## WHAT IS REQUIRED
Your task is to repeat the lines below exactly, excluding any pictures they contain.

## INFORMATION GIVEN
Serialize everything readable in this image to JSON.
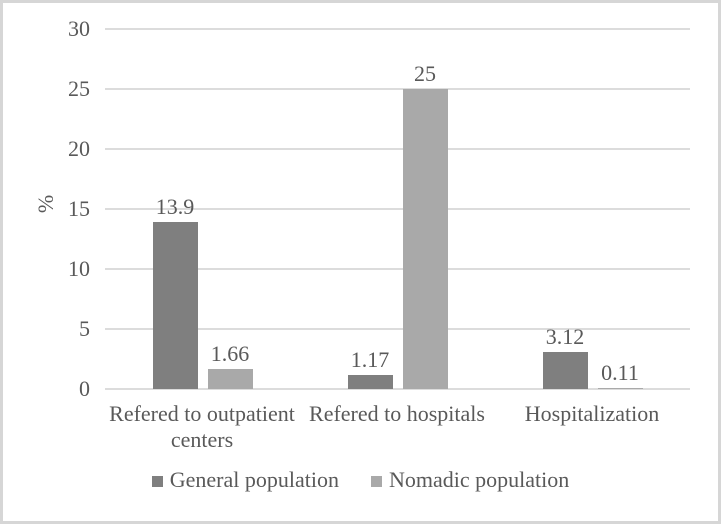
{
  "chart_data": {
    "type": "bar",
    "ylabel": "%",
    "categories": [
      "Refered to outpatient centers",
      "Refered to hospitals",
      "Hospitalization"
    ],
    "series": [
      {
        "name": "General population",
        "color": "#7f7f7f",
        "values": [
          13.9,
          1.17,
          3.12
        ],
        "value_labels": [
          "13.9",
          "1.17",
          "3.12"
        ]
      },
      {
        "name": "Nomadic population",
        "color": "#a9a9a9",
        "values": [
          1.66,
          25,
          0.11
        ],
        "value_labels": [
          "1.66",
          "25",
          "0.11"
        ]
      }
    ],
    "ylim": [
      0,
      30
    ],
    "yticks": [
      0,
      5,
      10,
      15,
      20,
      25,
      30
    ],
    "grid": true,
    "legend_position": "bottom",
    "colors": {
      "gridline": "#dcdcdc",
      "axis_text": "#595959",
      "figure_border": "#d6d6d6"
    }
  }
}
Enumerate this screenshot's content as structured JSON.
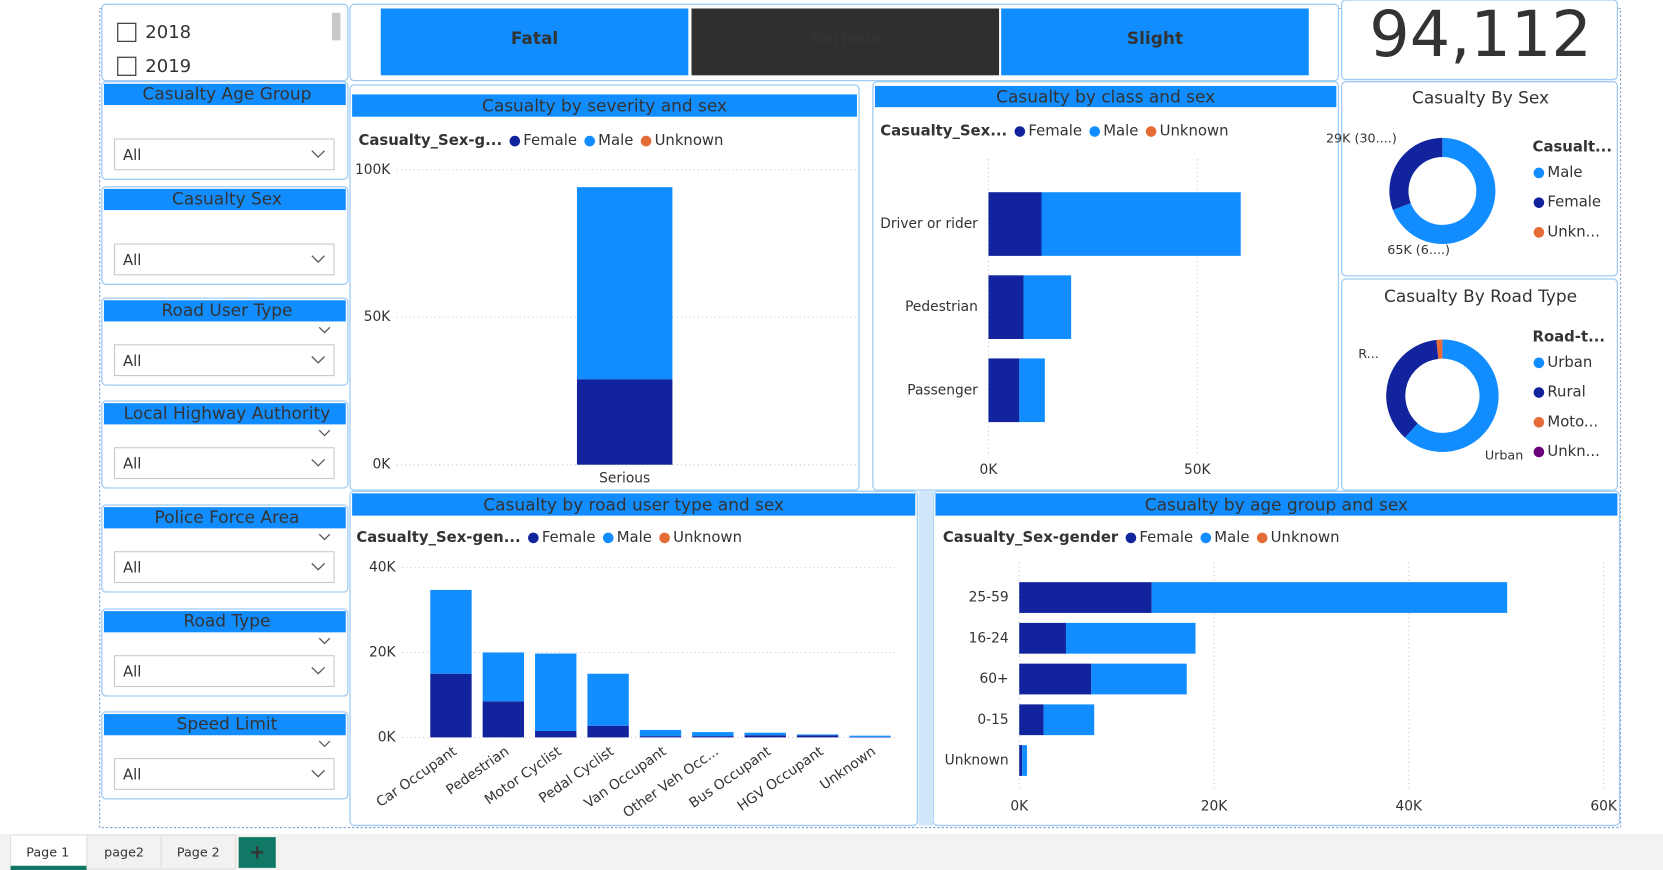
{
  "year_slicer": {
    "items": [
      "2018",
      "2019"
    ]
  },
  "slicers": [
    {
      "title": "Casualty Age Group",
      "selection": "All"
    },
    {
      "title": "Casualty Sex",
      "selection": "All"
    },
    {
      "title": "Road User Type",
      "selection": "All"
    },
    {
      "title": "Local Highway Authority",
      "selection": "All"
    },
    {
      "title": "Police Force Area",
      "selection": "All"
    },
    {
      "title": "Road Type",
      "selection": "All"
    },
    {
      "title": "Speed Limit",
      "selection": "All"
    }
  ],
  "severity_buttons": [
    {
      "label": "Fatal",
      "selected": false
    },
    {
      "label": "Serious",
      "selected": true
    },
    {
      "label": "Slight",
      "selected": false
    }
  ],
  "kpi_value": "94,112",
  "chart_data": [
    {
      "type": "bar",
      "stacked": true,
      "grid": true,
      "title": "Casualty by severity and sex",
      "legend_title": "Casualty_Sex-g...",
      "categories": [
        "Serious"
      ],
      "series": [
        {
          "name": "Female",
          "color": "#12239E",
          "values": [
            29000
          ]
        },
        {
          "name": "Male",
          "color": "#118DFF",
          "values": [
            65100
          ]
        },
        {
          "name": "Unknown",
          "color": "#E66C37",
          "values": [
            0
          ]
        }
      ],
      "ylim": [
        0,
        100000
      ],
      "yticks": [
        {
          "value": 0,
          "label": "0K"
        },
        {
          "value": 50000,
          "label": "50K"
        },
        {
          "value": 100000,
          "label": "100K"
        }
      ]
    },
    {
      "type": "hbar",
      "stacked": true,
      "grid": true,
      "title": "Casualty by class and sex",
      "legend_title": "Casualty_Sex...",
      "categories": [
        "Driver or rider",
        "Pedestrian",
        "Passenger"
      ],
      "series": [
        {
          "name": "Female",
          "color": "#12239E",
          "values": [
            12700,
            8400,
            7400
          ]
        },
        {
          "name": "Male",
          "color": "#118DFF",
          "values": [
            47700,
            11400,
            6100
          ]
        },
        {
          "name": "Unknown",
          "color": "#E66C37",
          "values": [
            0,
            0,
            0
          ]
        }
      ],
      "xlim": [
        0,
        80000
      ],
      "xticks": [
        {
          "value": 0,
          "label": "0K"
        },
        {
          "value": 50000,
          "label": "50K"
        }
      ]
    },
    {
      "type": "bar",
      "stacked": true,
      "grid": true,
      "title": "Casualty by road user type and sex",
      "legend_title": "Casualty_Sex-gen...",
      "categories": [
        "Car Occupant",
        "Pedestrian",
        "Motor Cyclist",
        "Pedal Cyclist",
        "Van Occupant",
        "Other Veh Occ...",
        "Bus Occupant",
        "HGV Occupant",
        "Unknown"
      ],
      "series": [
        {
          "name": "Female",
          "color": "#12239E",
          "values": [
            15000,
            8500,
            1500,
            2750,
            300,
            300,
            500,
            500,
            100
          ]
        },
        {
          "name": "Male",
          "color": "#118DFF",
          "values": [
            19750,
            11500,
            18250,
            12250,
            1450,
            950,
            600,
            200,
            300
          ]
        },
        {
          "name": "Unknown",
          "color": "#E66C37",
          "values": [
            0,
            0,
            0,
            0,
            0,
            0,
            0,
            0,
            0
          ]
        }
      ],
      "ylim": [
        0,
        40000
      ],
      "yticks": [
        {
          "value": 0,
          "label": "0K"
        },
        {
          "value": 20000,
          "label": "20K"
        },
        {
          "value": 40000,
          "label": "40K"
        }
      ]
    },
    {
      "type": "hbar",
      "stacked": true,
      "grid": true,
      "title": "Casualty by age group and sex",
      "legend_title": "Casualty_Sex-gender",
      "categories": [
        "25-59",
        "16-24",
        "60+",
        "0-15",
        "Unknown"
      ],
      "series": [
        {
          "name": "Female",
          "color": "#12239E",
          "values": [
            13600,
            4800,
            7400,
            2500,
            300
          ]
        },
        {
          "name": "Male",
          "color": "#118DFF",
          "values": [
            36500,
            13300,
            9800,
            5200,
            500
          ]
        },
        {
          "name": "Unknown",
          "color": "#E66C37",
          "values": [
            0,
            0,
            0,
            0,
            0
          ]
        }
      ],
      "xlim": [
        0,
        60000
      ],
      "xticks": [
        {
          "value": 0,
          "label": "0K"
        },
        {
          "value": 20000,
          "label": "20K"
        },
        {
          "value": 40000,
          "label": "40K"
        },
        {
          "value": 60000,
          "label": "60K"
        }
      ]
    },
    {
      "type": "donut",
      "title": "Casualty By Sex",
      "legend_title": "Casualt...",
      "categories": [
        "Male",
        "Female",
        "Unkn..."
      ],
      "values": [
        65100,
        29000,
        12
      ],
      "colors": [
        "#118DFF",
        "#12239E",
        "#E66C37"
      ],
      "value_labels": [
        "65K (6....)",
        "29K (30....)",
        null
      ]
    },
    {
      "type": "donut",
      "title": "Casualty By Road Type",
      "legend_title": "Road-t...",
      "categories": [
        "Urban",
        "Rural",
        "Moto...",
        "Unkn..."
      ],
      "values": [
        58000,
        34500,
        1600,
        12
      ],
      "colors": [
        "#118DFF",
        "#12239E",
        "#E66C37",
        "#6B007B"
      ],
      "slice_labels": [
        "Urban",
        "R...",
        null,
        null
      ]
    }
  ],
  "page_tabs": {
    "tabs": [
      "Page 1",
      "page2",
      "Page 2"
    ],
    "active": 0,
    "add_button": "+"
  }
}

## FINISHED TASK
Serialize everything readable in this image to JSON.
{
  "chart_data": {
    "type": "bar",
    "ylabel": "%",
    "categories": [
      "Refered to outpatient centers",
      "Refered to hospitals",
      "Hospitalization"
    ],
    "series": [
      {
        "name": "General population",
        "color": "#7f7f7f",
        "values": [
          13.9,
          1.17,
          3.12
        ],
        "value_labels": [
          "13.9",
          "1.17",
          "3.12"
        ]
      },
      {
        "name": "Nomadic population",
        "color": "#a9a9a9",
        "values": [
          1.66,
          25,
          0.11
        ],
        "value_labels": [
          "1.66",
          "25",
          "0.11"
        ]
      }
    ],
    "ylim": [
      0,
      30
    ],
    "yticks": [
      0,
      5,
      10,
      15,
      20,
      25,
      30
    ],
    "grid": true,
    "legend_position": "bottom",
    "colors": {
      "gridline": "#dcdcdc",
      "axis_text": "#595959",
      "figure_border": "#d6d6d6"
    }
  }
}
Enumerate this screenshot's content as structured JSON.
{
  "year_slicer": {
    "items": [
      "2018",
      "2019"
    ]
  },
  "slicers": [
    {
      "title": "Casualty Age Group",
      "selection": "All"
    },
    {
      "title": "Casualty Sex",
      "selection": "All"
    },
    {
      "title": "Road User Type",
      "selection": "All"
    },
    {
      "title": "Local Highway Authority",
      "selection": "All"
    },
    {
      "title": "Police Force Area",
      "selection": "All"
    },
    {
      "title": "Road Type",
      "selection": "All"
    },
    {
      "title": "Speed Limit",
      "selection": "All"
    }
  ],
  "severity_buttons": [
    {
      "label": "Fatal",
      "selected": false
    },
    {
      "label": "Serious",
      "selected": true
    },
    {
      "label": "Slight",
      "selected": false
    }
  ],
  "kpi_value": "94,112",
  "chart_data": [
    {
      "type": "bar",
      "stacked": true,
      "grid": true,
      "title": "Casualty by severity and sex",
      "legend_title": "Casualty_Sex-g...",
      "categories": [
        "Serious"
      ],
      "series": [
        {
          "name": "Female",
          "color": "#12239E",
          "values": [
            29000
          ]
        },
        {
          "name": "Male",
          "color": "#118DFF",
          "values": [
            65100
          ]
        },
        {
          "name": "Unknown",
          "color": "#E66C37",
          "values": [
            0
          ]
        }
      ],
      "ylim": [
        0,
        100000
      ],
      "yticks": [
        {
          "value": 0,
          "label": "0K"
        },
        {
          "value": 50000,
          "label": "50K"
        },
        {
          "value": 100000,
          "label": "100K"
        }
      ]
    },
    {
      "type": "hbar",
      "stacked": true,
      "grid": true,
      "title": "Casualty by class and sex",
      "legend_title": "Casualty_Sex...",
      "categories": [
        "Driver or rider",
        "Pedestrian",
        "Passenger"
      ],
      "series": [
        {
          "name": "Female",
          "color": "#12239E",
          "values": [
            12700,
            8400,
            7400
          ]
        },
        {
          "name": "Male",
          "color": "#118DFF",
          "values": [
            47700,
            11400,
            6100
          ]
        },
        {
          "name": "Unknown",
          "color": "#E66C37",
          "values": [
            0,
            0,
            0
          ]
        }
      ],
      "xlim": [
        0,
        80000
      ],
      "xticks": [
        {
          "value": 0,
          "label": "0K"
        },
        {
          "value": 50000,
          "label": "50K"
        }
      ]
    },
    {
      "type": "bar",
      "stacked": true,
      "grid": true,
      "title": "Casualty by road user type and sex",
      "legend_title": "Casualty_Sex-gen...",
      "categories": [
        "Car Occupant",
        "Pedestrian",
        "Motor Cyclist",
        "Pedal Cyclist",
        "Van Occupant",
        "Other Veh Occ...",
        "Bus Occupant",
        "HGV Occupant",
        "Unknown"
      ],
      "series": [
        {
          "name": "Female",
          "color": "#12239E",
          "values": [
            15000,
            8500,
            1500,
            2750,
            300,
            300,
            500,
            500,
            100
          ]
        },
        {
          "name": "Male",
          "color": "#118DFF",
          "values": [
            19750,
            11500,
            18250,
            12250,
            1450,
            950,
            600,
            200,
            300
          ]
        },
        {
          "name": "Unknown",
          "color": "#E66C37",
          "values": [
            0,
            0,
            0,
            0,
            0,
            0,
            0,
            0,
            0
          ]
        }
      ],
      "ylim": [
        0,
        40000
      ],
      "yticks": [
        {
          "value": 0,
          "label": "0K"
        },
        {
          "value": 20000,
          "label": "20K"
        },
        {
          "value": 40000,
          "label": "40K"
        }
      ]
    },
    {
      "type": "hbar",
      "stacked": true,
      "grid": true,
      "title": "Casualty by age group and sex",
      "legend_title": "Casualty_Sex-gender",
      "categories": [
        "25-59",
        "16-24",
        "60+",
        "0-15",
        "Unknown"
      ],
      "series": [
        {
          "name": "Female",
          "color": "#12239E",
          "values": [
            13600,
            4800,
            7400,
            2500,
            300
          ]
        },
        {
          "name": "Male",
          "color": "#118DFF",
          "values": [
            36500,
            13300,
            9800,
            5200,
            500
          ]
        },
        {
          "name": "Unknown",
          "color": "#E66C37",
          "values": [
            0,
            0,
            0,
            0,
            0
          ]
        }
      ],
      "xlim": [
        0,
        60000
      ],
      "xticks": [
        {
          "value": 0,
          "label": "0K"
        },
        {
          "value": 20000,
          "label": "20K"
        },
        {
          "value": 40000,
          "label": "40K"
        },
        {
          "value": 60000,
          "label": "60K"
        }
      ]
    },
    {
      "type": "donut",
      "title": "Casualty By Sex",
      "legend_title": "Casualt...",
      "categories": [
        "Male",
        "Female",
        "Unkn..."
      ],
      "values": [
        65100,
        29000,
        12
      ],
      "colors": [
        "#118DFF",
        "#12239E",
        "#E66C37"
      ],
      "value_labels": [
        "65K (6....)",
        "29K (30....)",
        null
      ]
    },
    {
      "type": "donut",
      "title": "Casualty By Road Type",
      "legend_title": "Road-t...",
      "categories": [
        "Urban",
        "Rural",
        "Moto...",
        "Unkn..."
      ],
      "values": [
        58000,
        34500,
        1600,
        12
      ],
      "colors": [
        "#118DFF",
        "#12239E",
        "#E66C37",
        "#6B007B"
      ],
      "slice_labels": [
        "Urban",
        "R...",
        null,
        null
      ]
    }
  ],
  "page_tabs": {
    "tabs": [
      "Page 1",
      "page2",
      "Page 2"
    ],
    "active": 0,
    "add_button": "+"
  }
}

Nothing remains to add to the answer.